**EXERCISE INPUTS**

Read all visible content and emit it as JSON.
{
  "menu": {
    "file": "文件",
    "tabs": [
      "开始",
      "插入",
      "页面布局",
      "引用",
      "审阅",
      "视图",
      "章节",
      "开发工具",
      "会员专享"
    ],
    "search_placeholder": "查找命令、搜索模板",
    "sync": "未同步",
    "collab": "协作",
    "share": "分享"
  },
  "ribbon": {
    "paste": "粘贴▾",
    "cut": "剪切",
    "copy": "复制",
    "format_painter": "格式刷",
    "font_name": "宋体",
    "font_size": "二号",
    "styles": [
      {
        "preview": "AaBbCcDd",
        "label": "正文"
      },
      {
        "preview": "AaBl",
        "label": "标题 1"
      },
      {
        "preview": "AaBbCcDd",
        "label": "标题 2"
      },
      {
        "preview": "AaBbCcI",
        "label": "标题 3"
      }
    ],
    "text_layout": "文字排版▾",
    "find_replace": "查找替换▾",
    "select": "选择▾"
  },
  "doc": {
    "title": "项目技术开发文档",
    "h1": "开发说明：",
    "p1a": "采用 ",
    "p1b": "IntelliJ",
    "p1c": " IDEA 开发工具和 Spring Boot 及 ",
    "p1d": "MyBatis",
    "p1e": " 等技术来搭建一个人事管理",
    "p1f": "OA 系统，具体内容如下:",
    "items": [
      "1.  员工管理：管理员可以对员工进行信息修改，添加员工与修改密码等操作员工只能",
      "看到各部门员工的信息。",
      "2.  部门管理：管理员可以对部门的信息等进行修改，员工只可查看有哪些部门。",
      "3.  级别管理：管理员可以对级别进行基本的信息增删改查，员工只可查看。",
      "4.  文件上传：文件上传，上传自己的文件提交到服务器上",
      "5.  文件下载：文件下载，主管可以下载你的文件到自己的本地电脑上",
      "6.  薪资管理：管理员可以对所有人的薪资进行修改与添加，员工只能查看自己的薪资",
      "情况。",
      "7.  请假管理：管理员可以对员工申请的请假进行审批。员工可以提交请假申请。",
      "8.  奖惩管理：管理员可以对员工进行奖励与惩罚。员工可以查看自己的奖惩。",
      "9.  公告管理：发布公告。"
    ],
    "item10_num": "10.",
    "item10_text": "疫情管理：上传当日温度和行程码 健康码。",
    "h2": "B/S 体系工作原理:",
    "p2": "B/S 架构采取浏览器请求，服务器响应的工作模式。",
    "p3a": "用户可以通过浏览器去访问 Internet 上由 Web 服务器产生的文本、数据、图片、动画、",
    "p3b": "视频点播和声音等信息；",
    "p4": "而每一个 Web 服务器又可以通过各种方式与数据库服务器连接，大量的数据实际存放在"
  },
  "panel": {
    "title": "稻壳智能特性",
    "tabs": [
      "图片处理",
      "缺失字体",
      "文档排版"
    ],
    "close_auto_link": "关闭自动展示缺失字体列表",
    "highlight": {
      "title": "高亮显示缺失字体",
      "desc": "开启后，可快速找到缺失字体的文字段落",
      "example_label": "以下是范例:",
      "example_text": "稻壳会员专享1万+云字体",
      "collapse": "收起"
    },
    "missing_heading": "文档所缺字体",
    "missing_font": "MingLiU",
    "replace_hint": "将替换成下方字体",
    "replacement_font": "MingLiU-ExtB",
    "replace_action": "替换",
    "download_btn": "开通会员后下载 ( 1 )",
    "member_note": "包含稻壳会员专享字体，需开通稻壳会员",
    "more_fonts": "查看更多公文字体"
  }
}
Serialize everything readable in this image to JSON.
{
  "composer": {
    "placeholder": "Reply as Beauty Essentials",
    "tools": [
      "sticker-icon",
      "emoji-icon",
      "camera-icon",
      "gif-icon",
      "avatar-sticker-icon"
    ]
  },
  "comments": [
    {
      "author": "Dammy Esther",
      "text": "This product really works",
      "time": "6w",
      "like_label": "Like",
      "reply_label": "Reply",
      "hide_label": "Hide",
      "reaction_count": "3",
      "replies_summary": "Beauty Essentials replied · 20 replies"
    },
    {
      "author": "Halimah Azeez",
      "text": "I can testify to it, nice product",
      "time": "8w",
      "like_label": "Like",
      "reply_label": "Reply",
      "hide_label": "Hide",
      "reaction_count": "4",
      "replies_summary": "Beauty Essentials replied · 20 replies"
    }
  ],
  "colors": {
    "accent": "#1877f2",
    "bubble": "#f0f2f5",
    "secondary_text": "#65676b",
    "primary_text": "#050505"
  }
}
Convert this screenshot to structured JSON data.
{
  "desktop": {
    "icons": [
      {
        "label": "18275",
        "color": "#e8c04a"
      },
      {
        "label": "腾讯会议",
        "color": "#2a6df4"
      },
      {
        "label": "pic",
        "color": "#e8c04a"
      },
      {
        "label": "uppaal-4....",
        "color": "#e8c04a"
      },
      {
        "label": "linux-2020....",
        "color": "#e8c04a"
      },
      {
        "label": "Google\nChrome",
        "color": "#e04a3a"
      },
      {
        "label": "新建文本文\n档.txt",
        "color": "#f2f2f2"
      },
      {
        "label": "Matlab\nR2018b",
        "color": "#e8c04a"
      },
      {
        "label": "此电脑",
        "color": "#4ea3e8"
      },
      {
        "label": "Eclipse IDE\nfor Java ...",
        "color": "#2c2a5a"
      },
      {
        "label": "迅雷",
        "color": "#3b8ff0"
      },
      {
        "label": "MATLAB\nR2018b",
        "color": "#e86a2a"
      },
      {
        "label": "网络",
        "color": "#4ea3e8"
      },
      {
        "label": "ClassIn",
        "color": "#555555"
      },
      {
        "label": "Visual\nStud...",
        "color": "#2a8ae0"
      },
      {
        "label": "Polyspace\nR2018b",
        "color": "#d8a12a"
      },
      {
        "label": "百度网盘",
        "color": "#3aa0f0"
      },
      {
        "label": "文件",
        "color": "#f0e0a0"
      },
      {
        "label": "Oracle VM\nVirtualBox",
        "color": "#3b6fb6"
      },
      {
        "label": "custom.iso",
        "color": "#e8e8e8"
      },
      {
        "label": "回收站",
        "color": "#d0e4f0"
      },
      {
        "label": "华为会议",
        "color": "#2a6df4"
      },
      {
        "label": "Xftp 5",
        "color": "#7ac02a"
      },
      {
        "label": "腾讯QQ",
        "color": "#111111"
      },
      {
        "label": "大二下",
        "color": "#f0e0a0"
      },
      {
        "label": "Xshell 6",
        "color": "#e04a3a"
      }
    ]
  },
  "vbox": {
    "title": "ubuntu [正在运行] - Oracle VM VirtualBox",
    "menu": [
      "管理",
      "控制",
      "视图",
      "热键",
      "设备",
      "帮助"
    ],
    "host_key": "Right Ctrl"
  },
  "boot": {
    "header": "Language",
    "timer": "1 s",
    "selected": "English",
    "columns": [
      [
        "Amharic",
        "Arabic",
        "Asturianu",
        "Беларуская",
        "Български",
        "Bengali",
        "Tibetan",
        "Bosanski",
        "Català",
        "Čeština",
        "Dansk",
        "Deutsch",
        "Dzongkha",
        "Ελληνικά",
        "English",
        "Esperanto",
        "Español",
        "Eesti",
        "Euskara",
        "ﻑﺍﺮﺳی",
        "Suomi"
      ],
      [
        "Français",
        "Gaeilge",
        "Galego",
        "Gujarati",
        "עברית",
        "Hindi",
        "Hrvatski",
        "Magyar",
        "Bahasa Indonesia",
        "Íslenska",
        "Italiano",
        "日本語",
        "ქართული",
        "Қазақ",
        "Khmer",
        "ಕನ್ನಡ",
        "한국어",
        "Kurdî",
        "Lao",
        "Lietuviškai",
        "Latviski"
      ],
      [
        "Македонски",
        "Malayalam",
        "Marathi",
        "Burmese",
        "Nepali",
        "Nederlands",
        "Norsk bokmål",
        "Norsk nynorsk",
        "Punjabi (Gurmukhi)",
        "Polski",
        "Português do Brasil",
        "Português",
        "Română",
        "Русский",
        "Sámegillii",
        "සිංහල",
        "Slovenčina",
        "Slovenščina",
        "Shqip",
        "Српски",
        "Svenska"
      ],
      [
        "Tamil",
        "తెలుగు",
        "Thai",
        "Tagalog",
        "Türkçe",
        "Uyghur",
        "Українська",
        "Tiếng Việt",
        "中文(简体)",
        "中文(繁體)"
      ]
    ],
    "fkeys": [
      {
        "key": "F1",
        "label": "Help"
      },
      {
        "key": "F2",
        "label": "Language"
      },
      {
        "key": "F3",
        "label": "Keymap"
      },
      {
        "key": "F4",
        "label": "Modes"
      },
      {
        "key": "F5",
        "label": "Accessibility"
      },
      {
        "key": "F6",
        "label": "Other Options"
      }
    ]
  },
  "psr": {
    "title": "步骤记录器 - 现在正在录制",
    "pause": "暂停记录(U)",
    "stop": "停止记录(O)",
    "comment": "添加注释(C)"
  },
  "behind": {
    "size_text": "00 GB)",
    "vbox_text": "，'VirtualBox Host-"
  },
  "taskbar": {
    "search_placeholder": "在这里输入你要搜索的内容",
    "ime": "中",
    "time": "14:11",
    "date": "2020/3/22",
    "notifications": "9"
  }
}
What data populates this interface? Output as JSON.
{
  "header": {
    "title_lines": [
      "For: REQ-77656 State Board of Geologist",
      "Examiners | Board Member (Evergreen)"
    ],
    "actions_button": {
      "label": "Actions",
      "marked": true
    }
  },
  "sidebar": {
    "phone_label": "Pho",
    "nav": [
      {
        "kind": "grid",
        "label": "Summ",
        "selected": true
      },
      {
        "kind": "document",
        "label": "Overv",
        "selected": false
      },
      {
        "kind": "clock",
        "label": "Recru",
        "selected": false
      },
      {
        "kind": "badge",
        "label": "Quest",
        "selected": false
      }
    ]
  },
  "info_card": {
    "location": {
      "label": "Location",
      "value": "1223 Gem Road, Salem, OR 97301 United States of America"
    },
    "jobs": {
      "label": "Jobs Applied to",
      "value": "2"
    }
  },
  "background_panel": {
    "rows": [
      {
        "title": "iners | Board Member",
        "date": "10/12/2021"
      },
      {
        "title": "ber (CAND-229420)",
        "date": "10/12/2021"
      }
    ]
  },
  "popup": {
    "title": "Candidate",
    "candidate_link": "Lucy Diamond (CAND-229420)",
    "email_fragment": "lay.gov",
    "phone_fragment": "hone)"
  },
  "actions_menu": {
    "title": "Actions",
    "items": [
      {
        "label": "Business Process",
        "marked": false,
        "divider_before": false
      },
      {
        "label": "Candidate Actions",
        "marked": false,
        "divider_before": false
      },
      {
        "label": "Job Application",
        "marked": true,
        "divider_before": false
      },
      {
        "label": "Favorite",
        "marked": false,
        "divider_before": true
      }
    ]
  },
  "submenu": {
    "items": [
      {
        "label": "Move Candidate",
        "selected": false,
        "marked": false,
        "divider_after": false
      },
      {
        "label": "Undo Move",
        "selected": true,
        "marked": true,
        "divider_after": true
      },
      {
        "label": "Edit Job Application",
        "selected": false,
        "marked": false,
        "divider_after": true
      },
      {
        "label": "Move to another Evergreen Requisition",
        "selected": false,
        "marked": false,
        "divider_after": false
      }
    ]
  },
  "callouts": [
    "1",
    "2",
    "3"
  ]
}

**BRIEF**
Pull out every line in the data above that has the word "preview".

**RESPONSE TO THE TASK**
        "preview": "AaBbCcDd",
        "preview": "AaBl",
        "preview": "AaBbCcDd",
        "preview": "AaBbCcI",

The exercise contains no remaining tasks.